BEGIN Records supplied

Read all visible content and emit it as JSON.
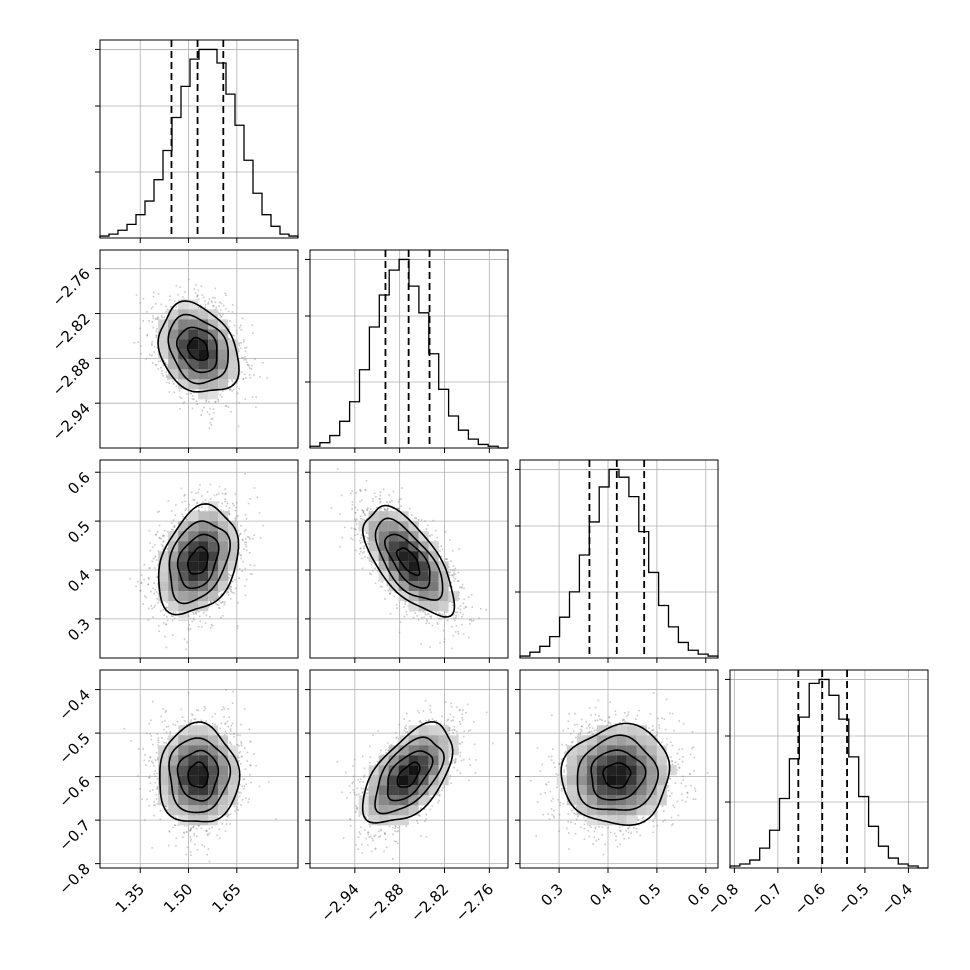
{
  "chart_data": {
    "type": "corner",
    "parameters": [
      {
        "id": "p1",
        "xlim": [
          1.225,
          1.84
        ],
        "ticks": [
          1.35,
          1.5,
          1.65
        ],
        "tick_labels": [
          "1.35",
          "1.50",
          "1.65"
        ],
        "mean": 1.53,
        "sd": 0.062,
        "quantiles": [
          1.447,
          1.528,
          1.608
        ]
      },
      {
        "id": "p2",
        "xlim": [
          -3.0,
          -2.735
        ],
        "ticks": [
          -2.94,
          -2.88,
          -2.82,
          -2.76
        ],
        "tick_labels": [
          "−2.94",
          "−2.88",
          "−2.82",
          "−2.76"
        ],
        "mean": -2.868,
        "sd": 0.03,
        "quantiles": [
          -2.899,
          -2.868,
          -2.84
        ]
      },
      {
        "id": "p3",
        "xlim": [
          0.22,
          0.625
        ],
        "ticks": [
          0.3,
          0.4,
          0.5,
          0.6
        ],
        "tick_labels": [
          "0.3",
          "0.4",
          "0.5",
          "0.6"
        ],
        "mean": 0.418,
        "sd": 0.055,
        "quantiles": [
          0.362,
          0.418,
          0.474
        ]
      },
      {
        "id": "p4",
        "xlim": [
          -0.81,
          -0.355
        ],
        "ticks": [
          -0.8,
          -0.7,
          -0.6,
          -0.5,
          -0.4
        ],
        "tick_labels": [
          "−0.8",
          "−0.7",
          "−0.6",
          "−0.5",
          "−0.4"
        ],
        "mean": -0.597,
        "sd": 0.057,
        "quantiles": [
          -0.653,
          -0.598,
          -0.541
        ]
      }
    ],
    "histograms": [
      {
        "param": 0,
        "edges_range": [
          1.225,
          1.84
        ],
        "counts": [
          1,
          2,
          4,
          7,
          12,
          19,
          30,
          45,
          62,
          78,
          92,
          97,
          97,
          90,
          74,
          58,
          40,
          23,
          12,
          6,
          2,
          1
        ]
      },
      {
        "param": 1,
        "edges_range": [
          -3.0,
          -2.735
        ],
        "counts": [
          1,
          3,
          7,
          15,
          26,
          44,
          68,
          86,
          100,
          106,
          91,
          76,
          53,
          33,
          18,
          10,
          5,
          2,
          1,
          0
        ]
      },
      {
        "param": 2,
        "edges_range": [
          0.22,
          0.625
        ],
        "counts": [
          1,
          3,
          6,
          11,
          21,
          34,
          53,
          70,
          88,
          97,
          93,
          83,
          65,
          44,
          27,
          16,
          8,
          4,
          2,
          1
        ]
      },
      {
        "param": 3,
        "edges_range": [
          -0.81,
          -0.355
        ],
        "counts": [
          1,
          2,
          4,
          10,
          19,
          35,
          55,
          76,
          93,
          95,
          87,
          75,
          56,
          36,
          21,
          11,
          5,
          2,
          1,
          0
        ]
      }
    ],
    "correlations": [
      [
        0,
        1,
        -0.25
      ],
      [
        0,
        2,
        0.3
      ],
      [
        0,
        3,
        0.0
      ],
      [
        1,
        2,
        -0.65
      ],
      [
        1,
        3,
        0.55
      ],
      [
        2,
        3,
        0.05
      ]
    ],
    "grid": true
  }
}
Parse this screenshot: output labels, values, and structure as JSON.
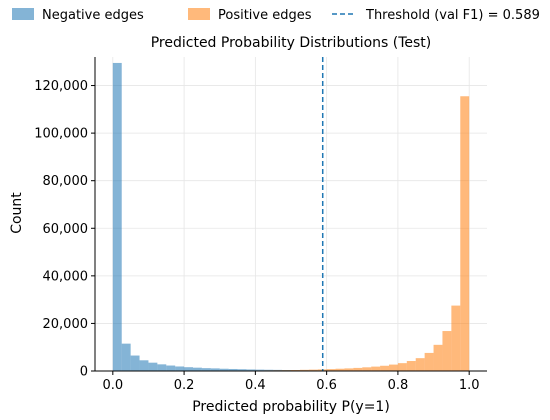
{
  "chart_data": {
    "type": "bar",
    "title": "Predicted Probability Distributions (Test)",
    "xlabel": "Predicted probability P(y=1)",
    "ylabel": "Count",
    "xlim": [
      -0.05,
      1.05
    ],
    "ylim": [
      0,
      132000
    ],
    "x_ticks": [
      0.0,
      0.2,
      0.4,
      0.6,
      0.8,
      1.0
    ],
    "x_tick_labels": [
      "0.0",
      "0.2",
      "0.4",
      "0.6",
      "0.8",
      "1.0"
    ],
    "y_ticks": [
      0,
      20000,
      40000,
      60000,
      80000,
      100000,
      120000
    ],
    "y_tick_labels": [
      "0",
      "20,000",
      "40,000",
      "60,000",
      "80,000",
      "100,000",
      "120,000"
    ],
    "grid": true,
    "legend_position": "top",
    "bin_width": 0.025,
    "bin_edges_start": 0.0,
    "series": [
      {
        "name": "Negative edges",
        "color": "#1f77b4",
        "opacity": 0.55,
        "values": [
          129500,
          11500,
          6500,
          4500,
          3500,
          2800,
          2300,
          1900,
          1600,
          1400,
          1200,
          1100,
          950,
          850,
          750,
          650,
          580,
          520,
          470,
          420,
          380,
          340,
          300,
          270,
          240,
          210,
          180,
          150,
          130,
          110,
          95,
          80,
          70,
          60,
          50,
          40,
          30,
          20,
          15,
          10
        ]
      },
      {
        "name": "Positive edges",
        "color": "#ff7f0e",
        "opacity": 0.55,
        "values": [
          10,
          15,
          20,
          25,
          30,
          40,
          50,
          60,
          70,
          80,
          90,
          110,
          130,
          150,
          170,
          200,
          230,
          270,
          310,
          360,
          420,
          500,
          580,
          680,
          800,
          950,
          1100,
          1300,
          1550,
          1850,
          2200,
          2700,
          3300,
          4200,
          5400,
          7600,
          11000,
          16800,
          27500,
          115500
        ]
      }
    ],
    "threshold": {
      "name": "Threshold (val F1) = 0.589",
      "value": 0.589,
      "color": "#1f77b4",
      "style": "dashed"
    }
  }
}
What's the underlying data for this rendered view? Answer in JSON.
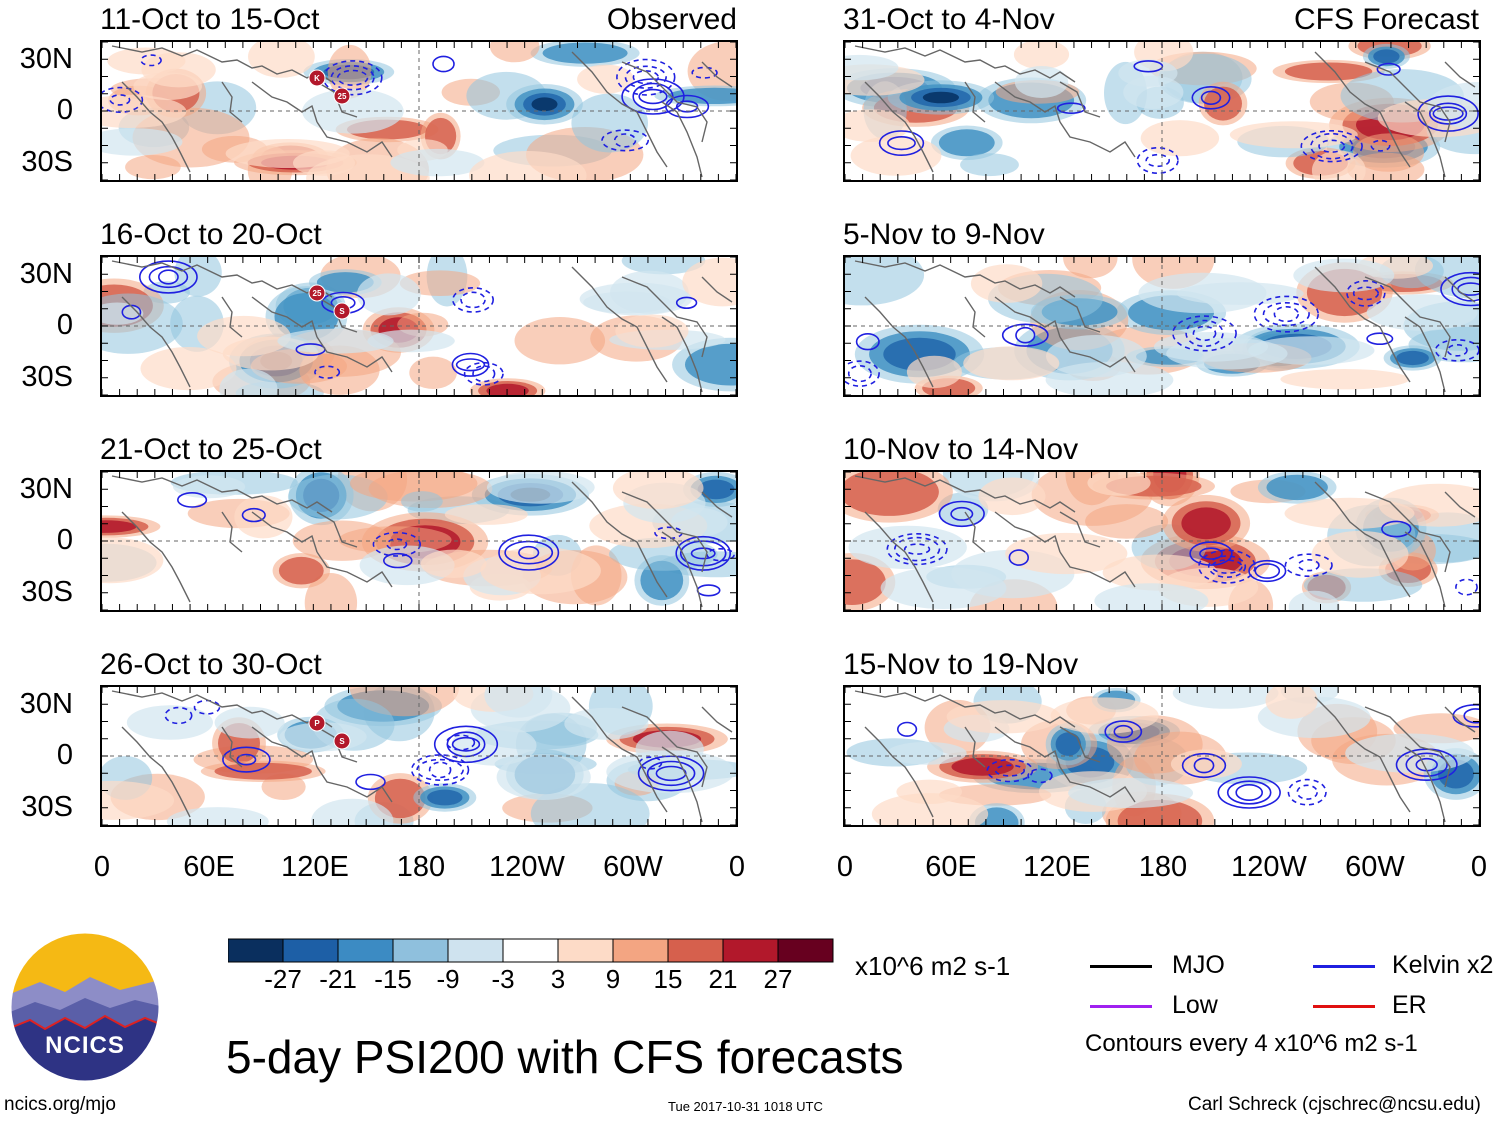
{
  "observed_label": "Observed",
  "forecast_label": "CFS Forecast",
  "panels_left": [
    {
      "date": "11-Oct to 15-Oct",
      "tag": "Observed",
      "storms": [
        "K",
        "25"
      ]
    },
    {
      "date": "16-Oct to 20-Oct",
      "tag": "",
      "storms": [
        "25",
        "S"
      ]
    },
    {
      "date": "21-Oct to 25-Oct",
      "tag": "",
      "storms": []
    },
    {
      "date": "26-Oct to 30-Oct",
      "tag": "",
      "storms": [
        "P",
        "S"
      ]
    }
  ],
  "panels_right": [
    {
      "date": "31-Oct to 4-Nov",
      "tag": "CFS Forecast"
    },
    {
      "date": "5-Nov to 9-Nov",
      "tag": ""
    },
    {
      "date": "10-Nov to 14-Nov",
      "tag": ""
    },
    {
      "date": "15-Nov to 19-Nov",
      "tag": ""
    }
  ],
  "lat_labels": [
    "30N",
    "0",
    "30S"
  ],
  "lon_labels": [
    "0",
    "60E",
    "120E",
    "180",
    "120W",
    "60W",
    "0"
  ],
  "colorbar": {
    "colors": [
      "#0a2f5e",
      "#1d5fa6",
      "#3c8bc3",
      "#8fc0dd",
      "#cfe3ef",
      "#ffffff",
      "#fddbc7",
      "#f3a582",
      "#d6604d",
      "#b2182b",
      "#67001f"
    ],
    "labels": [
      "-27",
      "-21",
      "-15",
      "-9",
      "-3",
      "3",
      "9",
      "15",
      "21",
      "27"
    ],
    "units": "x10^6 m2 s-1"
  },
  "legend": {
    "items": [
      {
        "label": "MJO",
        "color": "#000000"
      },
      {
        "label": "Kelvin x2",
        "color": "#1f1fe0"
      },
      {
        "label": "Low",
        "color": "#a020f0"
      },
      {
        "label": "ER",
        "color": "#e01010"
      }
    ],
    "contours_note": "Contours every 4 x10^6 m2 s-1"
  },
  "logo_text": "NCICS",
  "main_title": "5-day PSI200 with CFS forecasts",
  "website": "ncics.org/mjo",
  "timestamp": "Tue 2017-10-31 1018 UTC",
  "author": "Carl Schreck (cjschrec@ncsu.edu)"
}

END Records supplied

- What is required -
Restate each entry word for word, leaving out any pictures.

- Task response -
Read all visible content and emit it as JSON.
{
  "chart_data": {
    "type": "corner",
    "parameters": [
      {
        "id": "p1",
        "xlim": [
          1.225,
          1.84
        ],
        "ticks": [
          1.35,
          1.5,
          1.65
        ],
        "tick_labels": [
          "1.35",
          "1.50",
          "1.65"
        ],
        "mean": 1.53,
        "sd": 0.062,
        "quantiles": [
          1.447,
          1.528,
          1.608
        ]
      },
      {
        "id": "p2",
        "xlim": [
          -3.0,
          -2.735
        ],
        "ticks": [
          -2.94,
          -2.88,
          -2.82,
          -2.76
        ],
        "tick_labels": [
          "−2.94",
          "−2.88",
          "−2.82",
          "−2.76"
        ],
        "mean": -2.868,
        "sd": 0.03,
        "quantiles": [
          -2.899,
          -2.868,
          -2.84
        ]
      },
      {
        "id": "p3",
        "xlim": [
          0.22,
          0.625
        ],
        "ticks": [
          0.3,
          0.4,
          0.5,
          0.6
        ],
        "tick_labels": [
          "0.3",
          "0.4",
          "0.5",
          "0.6"
        ],
        "mean": 0.418,
        "sd": 0.055,
        "quantiles": [
          0.362,
          0.418,
          0.474
        ]
      },
      {
        "id": "p4",
        "xlim": [
          -0.81,
          -0.355
        ],
        "ticks": [
          -0.8,
          -0.7,
          -0.6,
          -0.5,
          -0.4
        ],
        "tick_labels": [
          "−0.8",
          "−0.7",
          "−0.6",
          "−0.5",
          "−0.4"
        ],
        "mean": -0.597,
        "sd": 0.057,
        "quantiles": [
          -0.653,
          -0.598,
          -0.541
        ]
      }
    ],
    "histograms": [
      {
        "param": 0,
        "edges_range": [
          1.225,
          1.84
        ],
        "counts": [
          1,
          2,
          4,
          7,
          12,
          19,
          30,
          45,
          62,
          78,
          92,
          97,
          97,
          90,
          74,
          58,
          40,
          23,
          12,
          6,
          2,
          1
        ]
      },
      {
        "param": 1,
        "edges_range": [
          -3.0,
          -2.735
        ],
        "counts": [
          1,
          3,
          7,
          15,
          26,
          44,
          68,
          86,
          100,
          106,
          91,
          76,
          53,
          33,
          18,
          10,
          5,
          2,
          1,
          0
        ]
      },
      {
        "param": 2,
        "edges_range": [
          0.22,
          0.625
        ],
        "counts": [
          1,
          3,
          6,
          11,
          21,
          34,
          53,
          70,
          88,
          97,
          93,
          83,
          65,
          44,
          27,
          16,
          8,
          4,
          2,
          1
        ]
      },
      {
        "param": 3,
        "edges_range": [
          -0.81,
          -0.355
        ],
        "counts": [
          1,
          2,
          4,
          10,
          19,
          35,
          55,
          76,
          93,
          95,
          87,
          75,
          56,
          36,
          21,
          11,
          5,
          2,
          1,
          0
        ]
      }
    ],
    "correlations": [
      [
        0,
        1,
        -0.25
      ],
      [
        0,
        2,
        0.3
      ],
      [
        0,
        3,
        0.0
      ],
      [
        1,
        2,
        -0.65
      ],
      [
        1,
        3,
        0.55
      ],
      [
        2,
        3,
        0.05
      ]
    ],
    "grid": true
  }
}
Parse this screenshot: output labels, values, and structure as JSON.
{
  "chart_data": {
    "type": "bar",
    "title": "Predicted Probability Distributions (Test)",
    "xlabel": "Predicted probability P(y=1)",
    "ylabel": "Count",
    "xlim": [
      -0.05,
      1.05
    ],
    "ylim": [
      0,
      132000
    ],
    "x_ticks": [
      0.0,
      0.2,
      0.4,
      0.6,
      0.8,
      1.0
    ],
    "x_tick_labels": [
      "0.0",
      "0.2",
      "0.4",
      "0.6",
      "0.8",
      "1.0"
    ],
    "y_ticks": [
      0,
      20000,
      40000,
      60000,
      80000,
      100000,
      120000
    ],
    "y_tick_labels": [
      "0",
      "20,000",
      "40,000",
      "60,000",
      "80,000",
      "100,000",
      "120,000"
    ],
    "grid": true,
    "legend_position": "top",
    "bin_width": 0.025,
    "bin_edges_start": 0.0,
    "series": [
      {
        "name": "Negative edges",
        "color": "#1f77b4",
        "opacity": 0.55,
        "values": [
          129500,
          11500,
          6500,
          4500,
          3500,
          2800,
          2300,
          1900,
          1600,
          1400,
          1200,
          1100,
          950,
          850,
          750,
          650,
          580,
          520,
          470,
          420,
          380,
          340,
          300,
          270,
          240,
          210,
          180,
          150,
          130,
          110,
          95,
          80,
          70,
          60,
          50,
          40,
          30,
          20,
          15,
          10
        ]
      },
      {
        "name": "Positive edges",
        "color": "#ff7f0e",
        "opacity": 0.55,
        "values": [
          10,
          15,
          20,
          25,
          30,
          40,
          50,
          60,
          70,
          80,
          90,
          110,
          130,
          150,
          170,
          200,
          230,
          270,
          310,
          360,
          420,
          500,
          580,
          680,
          800,
          950,
          1100,
          1300,
          1550,
          1850,
          2200,
          2700,
          3300,
          4200,
          5400,
          7600,
          11000,
          16800,
          27500,
          115500
        ]
      }
    ],
    "threshold": {
      "name": "Threshold (val F1) = 0.589",
      "value": 0.589,
      "color": "#1f77b4",
      "style": "dashed"
    }
  }
}
What's the underlying data for this rendered view? Answer in JSON.
{
  "observed_label": "Observed",
  "forecast_label": "CFS Forecast",
  "panels_left": [
    {
      "date": "11-Oct to 15-Oct",
      "tag": "Observed",
      "storms": [
        "K",
        "25"
      ]
    },
    {
      "date": "16-Oct to 20-Oct",
      "tag": "",
      "storms": [
        "25",
        "S"
      ]
    },
    {
      "date": "21-Oct to 25-Oct",
      "tag": "",
      "storms": []
    },
    {
      "date": "26-Oct to 30-Oct",
      "tag": "",
      "storms": [
        "P",
        "S"
      ]
    }
  ],
  "panels_right": [
    {
      "date": "31-Oct to 4-Nov",
      "tag": "CFS Forecast"
    },
    {
      "date": "5-Nov to 9-Nov",
      "tag": ""
    },
    {
      "date": "10-Nov to 14-Nov",
      "tag": ""
    },
    {
      "date": "15-Nov to 19-Nov",
      "tag": ""
    }
  ],
  "lat_labels": [
    "30N",
    "0",
    "30S"
  ],
  "lon_labels": [
    "0",
    "60E",
    "120E",
    "180",
    "120W",
    "60W",
    "0"
  ],
  "colorbar": {
    "colors": [
      "#0a2f5e",
      "#1d5fa6",
      "#3c8bc3",
      "#8fc0dd",
      "#cfe3ef",
      "#ffffff",
      "#fddbc7",
      "#f3a582",
      "#d6604d",
      "#b2182b",
      "#67001f"
    ],
    "labels": [
      "-27",
      "-21",
      "-15",
      "-9",
      "-3",
      "3",
      "9",
      "15",
      "21",
      "27"
    ],
    "units": "x10^6 m2 s-1"
  },
  "legend": {
    "items": [
      {
        "label": "MJO",
        "color": "#000000"
      },
      {
        "label": "Kelvin x2",
        "color": "#1f1fe0"
      },
      {
        "label": "Low",
        "color": "#a020f0"
      },
      {
        "label": "ER",
        "color": "#e01010"
      }
    ],
    "contours_note": "Contours every 4 x10^6 m2 s-1"
  },
  "logo_text": "NCICS",
  "main_title": "5-day PSI200 with CFS forecasts",
  "website": "ncics.org/mjo",
  "timestamp": "Tue 2017-10-31 1018 UTC",
  "author": "Carl Schreck (cjschrec@ncsu.edu)"
}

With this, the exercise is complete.